— start of Data supplied —

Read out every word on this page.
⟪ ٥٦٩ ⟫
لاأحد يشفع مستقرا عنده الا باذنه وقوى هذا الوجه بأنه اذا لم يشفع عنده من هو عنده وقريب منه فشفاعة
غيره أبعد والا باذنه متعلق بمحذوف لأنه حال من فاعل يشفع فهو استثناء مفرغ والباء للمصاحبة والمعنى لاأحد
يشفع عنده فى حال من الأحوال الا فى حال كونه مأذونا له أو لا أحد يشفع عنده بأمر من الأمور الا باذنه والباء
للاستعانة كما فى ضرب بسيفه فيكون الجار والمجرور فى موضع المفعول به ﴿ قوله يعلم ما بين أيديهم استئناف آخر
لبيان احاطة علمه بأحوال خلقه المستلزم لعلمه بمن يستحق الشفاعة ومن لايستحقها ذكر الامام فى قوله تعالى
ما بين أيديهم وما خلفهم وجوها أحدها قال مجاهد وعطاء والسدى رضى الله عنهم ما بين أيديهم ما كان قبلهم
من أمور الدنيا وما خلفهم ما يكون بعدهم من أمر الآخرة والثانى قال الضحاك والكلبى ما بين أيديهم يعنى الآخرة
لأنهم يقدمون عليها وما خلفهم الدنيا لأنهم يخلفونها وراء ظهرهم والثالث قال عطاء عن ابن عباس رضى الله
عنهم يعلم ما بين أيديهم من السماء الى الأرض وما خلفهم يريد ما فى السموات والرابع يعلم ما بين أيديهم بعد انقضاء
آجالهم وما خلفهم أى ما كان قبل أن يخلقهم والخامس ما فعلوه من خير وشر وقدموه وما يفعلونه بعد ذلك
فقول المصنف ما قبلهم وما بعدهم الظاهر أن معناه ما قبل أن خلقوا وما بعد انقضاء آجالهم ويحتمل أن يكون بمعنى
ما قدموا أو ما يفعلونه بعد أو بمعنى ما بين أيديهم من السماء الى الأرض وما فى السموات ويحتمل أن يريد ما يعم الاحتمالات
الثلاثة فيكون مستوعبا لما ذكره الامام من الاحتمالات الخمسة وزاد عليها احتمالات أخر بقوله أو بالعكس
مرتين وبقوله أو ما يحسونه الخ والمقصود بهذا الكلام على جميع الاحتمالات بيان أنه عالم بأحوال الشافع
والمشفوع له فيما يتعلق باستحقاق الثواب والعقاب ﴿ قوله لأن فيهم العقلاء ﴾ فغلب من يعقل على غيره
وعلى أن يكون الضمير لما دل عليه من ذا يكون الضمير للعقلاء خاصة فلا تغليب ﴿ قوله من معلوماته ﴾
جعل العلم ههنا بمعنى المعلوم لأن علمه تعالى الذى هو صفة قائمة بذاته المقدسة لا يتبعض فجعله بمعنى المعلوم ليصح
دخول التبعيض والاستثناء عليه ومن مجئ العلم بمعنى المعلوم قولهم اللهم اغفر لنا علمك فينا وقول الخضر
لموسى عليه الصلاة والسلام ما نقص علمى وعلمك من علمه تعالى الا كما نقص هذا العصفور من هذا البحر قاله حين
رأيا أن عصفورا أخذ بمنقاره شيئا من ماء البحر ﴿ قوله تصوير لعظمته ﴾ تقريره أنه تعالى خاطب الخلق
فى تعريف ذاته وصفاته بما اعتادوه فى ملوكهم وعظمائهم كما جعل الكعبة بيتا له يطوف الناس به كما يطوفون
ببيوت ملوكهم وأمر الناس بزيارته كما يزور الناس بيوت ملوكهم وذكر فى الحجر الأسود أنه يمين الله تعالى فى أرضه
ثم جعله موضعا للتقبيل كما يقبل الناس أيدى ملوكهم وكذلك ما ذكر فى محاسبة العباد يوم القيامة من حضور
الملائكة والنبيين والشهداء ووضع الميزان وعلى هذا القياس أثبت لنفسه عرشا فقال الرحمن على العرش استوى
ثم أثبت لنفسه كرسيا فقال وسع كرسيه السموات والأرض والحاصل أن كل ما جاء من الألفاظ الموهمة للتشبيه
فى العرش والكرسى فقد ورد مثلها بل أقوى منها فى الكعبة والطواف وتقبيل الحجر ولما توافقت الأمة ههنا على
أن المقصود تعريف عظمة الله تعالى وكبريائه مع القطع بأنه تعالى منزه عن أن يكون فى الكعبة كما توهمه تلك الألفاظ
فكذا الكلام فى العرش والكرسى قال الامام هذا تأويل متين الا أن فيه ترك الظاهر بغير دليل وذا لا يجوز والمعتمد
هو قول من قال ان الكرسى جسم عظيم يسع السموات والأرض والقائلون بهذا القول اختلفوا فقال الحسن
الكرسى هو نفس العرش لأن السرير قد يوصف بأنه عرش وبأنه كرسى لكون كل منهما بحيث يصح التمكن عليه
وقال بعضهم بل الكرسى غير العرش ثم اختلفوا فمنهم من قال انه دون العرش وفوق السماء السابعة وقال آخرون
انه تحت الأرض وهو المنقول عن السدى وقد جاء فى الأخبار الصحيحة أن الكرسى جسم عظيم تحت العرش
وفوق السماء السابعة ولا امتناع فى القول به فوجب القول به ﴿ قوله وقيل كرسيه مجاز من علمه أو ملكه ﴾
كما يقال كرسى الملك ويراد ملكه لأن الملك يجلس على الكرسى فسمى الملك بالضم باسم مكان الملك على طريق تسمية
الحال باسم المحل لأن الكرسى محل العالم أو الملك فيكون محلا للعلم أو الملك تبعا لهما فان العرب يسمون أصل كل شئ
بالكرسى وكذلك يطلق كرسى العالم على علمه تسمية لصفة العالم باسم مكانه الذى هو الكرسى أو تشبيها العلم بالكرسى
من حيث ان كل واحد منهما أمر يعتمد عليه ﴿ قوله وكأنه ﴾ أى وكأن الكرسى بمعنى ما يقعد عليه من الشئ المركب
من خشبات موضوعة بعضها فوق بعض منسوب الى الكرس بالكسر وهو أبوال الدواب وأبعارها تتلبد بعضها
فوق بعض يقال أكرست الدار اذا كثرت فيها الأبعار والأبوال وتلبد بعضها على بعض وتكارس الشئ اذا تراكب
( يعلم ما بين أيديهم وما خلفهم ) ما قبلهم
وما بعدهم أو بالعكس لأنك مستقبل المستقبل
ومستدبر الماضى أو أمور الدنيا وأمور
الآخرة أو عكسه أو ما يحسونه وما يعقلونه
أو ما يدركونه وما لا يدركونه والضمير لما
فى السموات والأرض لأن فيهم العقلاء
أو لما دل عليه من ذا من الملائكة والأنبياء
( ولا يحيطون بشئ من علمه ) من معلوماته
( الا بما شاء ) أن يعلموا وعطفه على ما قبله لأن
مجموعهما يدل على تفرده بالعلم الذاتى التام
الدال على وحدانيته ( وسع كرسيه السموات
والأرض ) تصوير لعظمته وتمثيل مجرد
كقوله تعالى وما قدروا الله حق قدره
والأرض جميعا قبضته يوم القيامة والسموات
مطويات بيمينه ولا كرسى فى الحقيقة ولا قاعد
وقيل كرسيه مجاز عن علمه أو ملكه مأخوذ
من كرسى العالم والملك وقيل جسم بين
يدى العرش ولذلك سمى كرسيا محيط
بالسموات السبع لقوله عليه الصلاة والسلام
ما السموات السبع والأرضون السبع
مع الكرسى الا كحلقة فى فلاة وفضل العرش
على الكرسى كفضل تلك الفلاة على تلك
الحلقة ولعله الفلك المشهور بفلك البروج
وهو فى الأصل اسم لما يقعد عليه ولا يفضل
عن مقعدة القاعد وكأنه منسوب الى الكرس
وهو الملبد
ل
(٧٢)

— end of Data supplied —

Problem ▸
Take every line from the records above that has the word "فيهم" and copy it.

Problem solution ▸
والمشفوع له فيما يتعلق باستحقاق الثواب والعقاب ﴿ قوله لأن فيهم العقلاء ﴾ فغلب من يعقل على غيره
فى السموات والأرض لأن فيهم العقلاء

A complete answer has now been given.